# [Directive]
Write out all of the entries that follow, word for word, but skip the pictures.

# [Entries with figure data]

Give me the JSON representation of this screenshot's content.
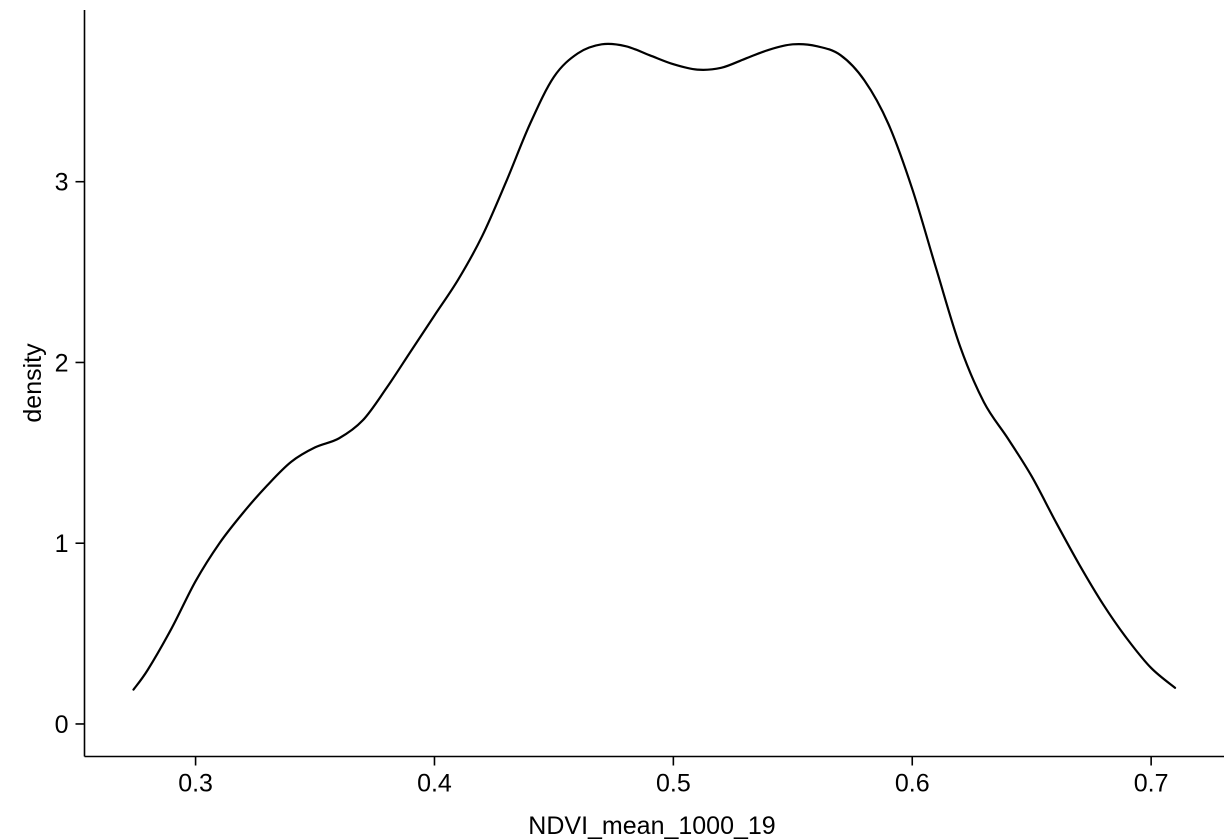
{
  "chart_data": {
    "type": "line",
    "title": "",
    "xlabel": "NDVI_mean_1000_19",
    "ylabel": "density",
    "xlim": [
      0.2535,
      0.7305
    ],
    "ylim": [
      -0.18,
      3.95
    ],
    "grid": false,
    "legend": "none",
    "x_ticks": [
      0.3,
      0.4,
      0.5,
      0.6,
      0.7
    ],
    "x_tick_labels": [
      "0.3",
      "0.4",
      "0.5",
      "0.6",
      "0.7"
    ],
    "y_ticks": [
      0,
      1,
      2,
      3
    ],
    "y_tick_labels": [
      "0",
      "1",
      "2",
      "3"
    ],
    "series": [
      {
        "color": "#000000",
        "x": [
          0.274,
          0.28,
          0.29,
          0.3,
          0.31,
          0.32,
          0.33,
          0.34,
          0.35,
          0.36,
          0.37,
          0.38,
          0.39,
          0.4,
          0.41,
          0.42,
          0.43,
          0.44,
          0.45,
          0.46,
          0.47,
          0.48,
          0.49,
          0.5,
          0.51,
          0.52,
          0.53,
          0.54,
          0.55,
          0.56,
          0.57,
          0.58,
          0.59,
          0.6,
          0.61,
          0.62,
          0.63,
          0.64,
          0.65,
          0.66,
          0.67,
          0.68,
          0.69,
          0.7,
          0.71
        ],
        "y": [
          0.19,
          0.3,
          0.53,
          0.79,
          1.0,
          1.17,
          1.32,
          1.45,
          1.53,
          1.58,
          1.68,
          1.86,
          2.06,
          2.26,
          2.46,
          2.7,
          3.0,
          3.32,
          3.58,
          3.71,
          3.76,
          3.75,
          3.7,
          3.65,
          3.62,
          3.63,
          3.68,
          3.73,
          3.76,
          3.75,
          3.7,
          3.56,
          3.32,
          2.96,
          2.52,
          2.09,
          1.78,
          1.58,
          1.37,
          1.12,
          0.88,
          0.66,
          0.47,
          0.31,
          0.2
        ]
      }
    ]
  }
}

# [Task result]
Give me the JSON representation of this screenshot's content.
{
  "chart_data": {
    "type": "line",
    "title": "",
    "xlabel": "NDVI_mean_1000_19",
    "ylabel": "density",
    "xlim": [
      0.2535,
      0.7305
    ],
    "ylim": [
      -0.18,
      3.95
    ],
    "grid": false,
    "legend": "none",
    "x_ticks": [
      0.3,
      0.4,
      0.5,
      0.6,
      0.7
    ],
    "x_tick_labels": [
      "0.3",
      "0.4",
      "0.5",
      "0.6",
      "0.7"
    ],
    "y_ticks": [
      0,
      1,
      2,
      3
    ],
    "y_tick_labels": [
      "0",
      "1",
      "2",
      "3"
    ],
    "series": [
      {
        "color": "#000000",
        "x": [
          0.274,
          0.28,
          0.29,
          0.3,
          0.31,
          0.32,
          0.33,
          0.34,
          0.35,
          0.36,
          0.37,
          0.38,
          0.39,
          0.4,
          0.41,
          0.42,
          0.43,
          0.44,
          0.45,
          0.46,
          0.47,
          0.48,
          0.49,
          0.5,
          0.51,
          0.52,
          0.53,
          0.54,
          0.55,
          0.56,
          0.57,
          0.58,
          0.59,
          0.6,
          0.61,
          0.62,
          0.63,
          0.64,
          0.65,
          0.66,
          0.67,
          0.68,
          0.69,
          0.7,
          0.71
        ],
        "y": [
          0.19,
          0.3,
          0.53,
          0.79,
          1.0,
          1.17,
          1.32,
          1.45,
          1.53,
          1.58,
          1.68,
          1.86,
          2.06,
          2.26,
          2.46,
          2.7,
          3.0,
          3.32,
          3.58,
          3.71,
          3.76,
          3.75,
          3.7,
          3.65,
          3.62,
          3.63,
          3.68,
          3.73,
          3.76,
          3.75,
          3.7,
          3.56,
          3.32,
          2.96,
          2.52,
          2.09,
          1.78,
          1.58,
          1.37,
          1.12,
          0.88,
          0.66,
          0.47,
          0.31,
          0.2
        ]
      }
    ]
  }
}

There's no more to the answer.